[A data block]

============================================================

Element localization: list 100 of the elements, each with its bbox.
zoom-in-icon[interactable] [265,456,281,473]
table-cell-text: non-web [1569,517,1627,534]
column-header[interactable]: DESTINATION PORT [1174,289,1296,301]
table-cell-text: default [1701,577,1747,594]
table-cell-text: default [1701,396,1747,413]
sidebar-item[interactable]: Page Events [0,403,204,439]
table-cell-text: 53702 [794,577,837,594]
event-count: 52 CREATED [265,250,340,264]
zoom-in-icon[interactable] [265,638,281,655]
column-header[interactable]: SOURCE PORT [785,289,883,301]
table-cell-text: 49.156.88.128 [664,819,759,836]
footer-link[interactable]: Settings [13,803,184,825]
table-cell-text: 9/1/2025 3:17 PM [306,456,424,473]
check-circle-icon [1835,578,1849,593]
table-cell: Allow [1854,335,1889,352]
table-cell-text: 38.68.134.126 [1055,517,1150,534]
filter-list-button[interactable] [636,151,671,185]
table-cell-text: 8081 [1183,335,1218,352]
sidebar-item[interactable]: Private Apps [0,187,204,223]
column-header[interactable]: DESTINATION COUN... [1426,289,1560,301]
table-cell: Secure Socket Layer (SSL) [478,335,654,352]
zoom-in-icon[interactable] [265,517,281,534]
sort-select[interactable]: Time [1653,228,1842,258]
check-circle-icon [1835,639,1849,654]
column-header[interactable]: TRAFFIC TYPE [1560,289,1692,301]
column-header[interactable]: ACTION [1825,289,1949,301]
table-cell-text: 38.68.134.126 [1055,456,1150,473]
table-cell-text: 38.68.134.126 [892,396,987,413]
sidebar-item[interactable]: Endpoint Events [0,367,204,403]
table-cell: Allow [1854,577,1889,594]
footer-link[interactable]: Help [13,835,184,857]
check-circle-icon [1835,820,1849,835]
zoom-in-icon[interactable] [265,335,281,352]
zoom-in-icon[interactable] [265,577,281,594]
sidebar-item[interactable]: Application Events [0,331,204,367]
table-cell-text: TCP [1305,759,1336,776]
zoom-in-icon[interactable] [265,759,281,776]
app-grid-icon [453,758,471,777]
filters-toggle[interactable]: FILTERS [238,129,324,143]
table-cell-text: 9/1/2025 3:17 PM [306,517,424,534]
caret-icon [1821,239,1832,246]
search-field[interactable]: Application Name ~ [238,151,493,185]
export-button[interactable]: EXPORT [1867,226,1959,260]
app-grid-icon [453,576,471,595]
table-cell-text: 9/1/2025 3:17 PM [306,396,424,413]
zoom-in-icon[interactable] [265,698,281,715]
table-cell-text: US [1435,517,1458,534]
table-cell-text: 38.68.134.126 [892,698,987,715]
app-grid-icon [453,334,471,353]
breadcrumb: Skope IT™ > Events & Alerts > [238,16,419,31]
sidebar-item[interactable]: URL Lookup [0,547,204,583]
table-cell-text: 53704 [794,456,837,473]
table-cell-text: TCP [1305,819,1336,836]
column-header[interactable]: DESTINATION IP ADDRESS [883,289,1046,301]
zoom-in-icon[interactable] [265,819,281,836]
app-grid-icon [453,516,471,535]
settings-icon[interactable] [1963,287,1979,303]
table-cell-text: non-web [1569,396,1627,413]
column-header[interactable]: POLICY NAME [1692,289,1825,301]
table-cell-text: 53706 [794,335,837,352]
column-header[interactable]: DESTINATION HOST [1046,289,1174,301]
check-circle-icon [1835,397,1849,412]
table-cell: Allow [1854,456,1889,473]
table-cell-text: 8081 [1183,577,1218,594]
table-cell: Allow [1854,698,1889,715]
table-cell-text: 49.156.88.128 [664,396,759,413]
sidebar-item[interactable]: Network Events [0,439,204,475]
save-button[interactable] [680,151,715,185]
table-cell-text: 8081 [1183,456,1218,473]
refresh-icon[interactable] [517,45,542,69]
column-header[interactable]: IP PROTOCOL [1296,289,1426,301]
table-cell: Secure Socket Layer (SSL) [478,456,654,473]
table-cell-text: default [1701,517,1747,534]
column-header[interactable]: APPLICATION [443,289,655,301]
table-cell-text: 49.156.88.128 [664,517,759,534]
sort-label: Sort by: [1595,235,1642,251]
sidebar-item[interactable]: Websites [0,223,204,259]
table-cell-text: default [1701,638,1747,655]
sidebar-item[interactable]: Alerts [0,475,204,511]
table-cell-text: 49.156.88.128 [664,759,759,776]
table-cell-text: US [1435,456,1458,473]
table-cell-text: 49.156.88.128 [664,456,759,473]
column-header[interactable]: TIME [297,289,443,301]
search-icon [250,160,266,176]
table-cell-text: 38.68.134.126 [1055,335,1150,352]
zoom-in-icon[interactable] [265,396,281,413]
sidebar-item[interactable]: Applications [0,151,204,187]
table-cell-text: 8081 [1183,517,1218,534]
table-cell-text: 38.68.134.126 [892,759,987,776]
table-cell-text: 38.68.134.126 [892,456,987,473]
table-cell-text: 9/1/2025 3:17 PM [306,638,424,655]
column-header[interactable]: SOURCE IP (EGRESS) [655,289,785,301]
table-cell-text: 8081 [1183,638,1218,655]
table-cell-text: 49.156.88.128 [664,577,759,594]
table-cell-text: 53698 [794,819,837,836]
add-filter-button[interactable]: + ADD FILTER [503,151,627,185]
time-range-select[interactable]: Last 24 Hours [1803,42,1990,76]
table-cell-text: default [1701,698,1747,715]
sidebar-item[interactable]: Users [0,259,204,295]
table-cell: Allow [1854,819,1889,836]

============================================================

» What is required
Please edit the listing above so that every "Allow" becomes "Deny", keeping everything else unchanged.

» Output
Element localization: list 100 of the elements, each with its bbox.
zoom-in-icon[interactable] [265,456,281,473]
table-cell-text: non-web [1569,517,1627,534]
column-header[interactable]: DESTINATION PORT [1174,289,1296,301]
table-cell-text: default [1701,577,1747,594]
table-cell-text: default [1701,396,1747,413]
sidebar-item[interactable]: Page Events [0,403,204,439]
table-cell-text: 53702 [794,577,837,594]
event-count: 52 CREATED [265,250,340,264]
zoom-in-icon[interactable] [265,638,281,655]
column-header[interactable]: SOURCE PORT [785,289,883,301]
table-cell-text: 49.156.88.128 [664,819,759,836]
footer-link[interactable]: Settings [13,803,184,825]
table-cell-text: 9/1/2025 3:17 PM [306,456,424,473]
check-circle-icon [1835,578,1849,593]
table-cell: Deny [1854,335,1889,352]
table-cell-text: 38.68.134.126 [1055,517,1150,534]
filter-list-button[interactable] [636,151,671,185]
table-cell-text: 8081 [1183,335,1218,352]
sidebar-item[interactable]: Private Apps [0,187,204,223]
column-header[interactable]: DESTINATION COUN... [1426,289,1560,301]
table-cell: Secure Socket Layer (SSL) [478,335,654,352]
zoom-in-icon[interactable] [265,517,281,534]
sort-select[interactable]: Time [1653,228,1842,258]
check-circle-icon [1835,639,1849,654]
column-header[interactable]: TRAFFIC TYPE [1560,289,1692,301]
column-header[interactable]: ACTION [1825,289,1949,301]
table-cell-text: 38.68.134.126 [1055,456,1150,473]
table-cell-text: 38.68.134.126 [892,396,987,413]
sidebar-item[interactable]: Endpoint Events [0,367,204,403]
table-cell: Deny [1854,577,1889,594]
footer-link[interactable]: Help [13,835,184,857]
check-circle-icon [1835,820,1849,835]
zoom-in-icon[interactable] [265,335,281,352]
zoom-in-icon[interactable] [265,577,281,594]
sidebar-item[interactable]: Application Events [0,331,204,367]
table-cell-text: TCP [1305,759,1336,776]
zoom-in-icon[interactable] [265,759,281,776]
app-grid-icon [453,758,471,777]
filters-toggle[interactable]: FILTERS [238,129,324,143]
table-cell-text: 9/1/2025 3:17 PM [306,517,424,534]
caret-icon [1821,239,1832,246]
search-field[interactable]: Application Name ~ [238,151,493,185]
export-button[interactable]: EXPORT [1867,226,1959,260]
app-grid-icon [453,576,471,595]
table-cell-text: 9/1/2025 3:17 PM [306,396,424,413]
zoom-in-icon[interactable] [265,698,281,715]
table-cell-text: US [1435,517,1458,534]
table-cell-text: 38.68.134.126 [892,698,987,715]
app-grid-icon [453,334,471,353]
breadcrumb: Skope IT™ > Events & Alerts > [238,16,419,31]
sidebar-item[interactable]: URL Lookup [0,547,204,583]
table-cell-text: 53704 [794,456,837,473]
table-cell-text: TCP [1305,819,1336,836]
column-header[interactable]: DESTINATION IP ADDRESS [883,289,1046,301]
zoom-in-icon[interactable] [265,819,281,836]
app-grid-icon [453,516,471,535]
settings-icon[interactable] [1963,287,1979,303]
table-cell-text: non-web [1569,396,1627,413]
column-header[interactable]: POLICY NAME [1692,289,1825,301]
table-cell-text: 53706 [794,335,837,352]
column-header[interactable]: DESTINATION HOST [1046,289,1174,301]
check-circle-icon [1835,397,1849,412]
table-cell: Deny [1854,456,1889,473]
table-cell-text: 8081 [1183,577,1218,594]
table-cell: Deny [1854,698,1889,715]
table-cell-text: 49.156.88.128 [664,396,759,413]
sidebar-item[interactable]: Network Events [0,439,204,475]
save-button[interactable] [680,151,715,185]
table-cell-text: 8081 [1183,456,1218,473]
refresh-icon[interactable] [517,45,542,69]
column-header[interactable]: IP PROTOCOL [1296,289,1426,301]
table-cell: Secure Socket Layer (SSL) [478,456,654,473]
table-cell-text: default [1701,517,1747,534]
column-header[interactable]: APPLICATION [443,289,655,301]
table-cell-text: 49.156.88.128 [664,517,759,534]
sort-label: Sort by: [1595,235,1642,251]
sidebar-item[interactable]: Websites [0,223,204,259]
table-cell-text: default [1701,638,1747,655]
sidebar-item[interactable]: Alerts [0,475,204,511]
table-cell-text: 49.156.88.128 [664,759,759,776]
table-cell-text: US [1435,456,1458,473]
table-cell-text: 49.156.88.128 [664,456,759,473]
column-header[interactable]: TIME [297,289,443,301]
search-icon [250,160,266,176]
table-cell-text: 38.68.134.126 [1055,335,1150,352]
zoom-in-icon[interactable] [265,396,281,413]
sidebar-item[interactable]: Applications [0,151,204,187]
table-cell-text: 8081 [1183,517,1218,534]
table-cell-text: 38.68.134.126 [892,759,987,776]
table-cell-text: 38.68.134.126 [892,456,987,473]
table-cell-text: 9/1/2025 3:17 PM [306,638,424,655]
column-header[interactable]: SOURCE IP (EGRESS) [655,289,785,301]
table-cell-text: 8081 [1183,638,1218,655]
table-cell-text: 49.156.88.128 [664,577,759,594]
table-cell-text: 53698 [794,819,837,836]
add-filter-button[interactable]: + ADD FILTER [503,151,627,185]
time-range-select[interactable]: Last 24 Hours [1803,42,1990,76]
table-cell-text: default [1701,698,1747,715]
sidebar-item[interactable]: Users [0,259,204,295]
table-cell: Deny [1854,819,1889,836]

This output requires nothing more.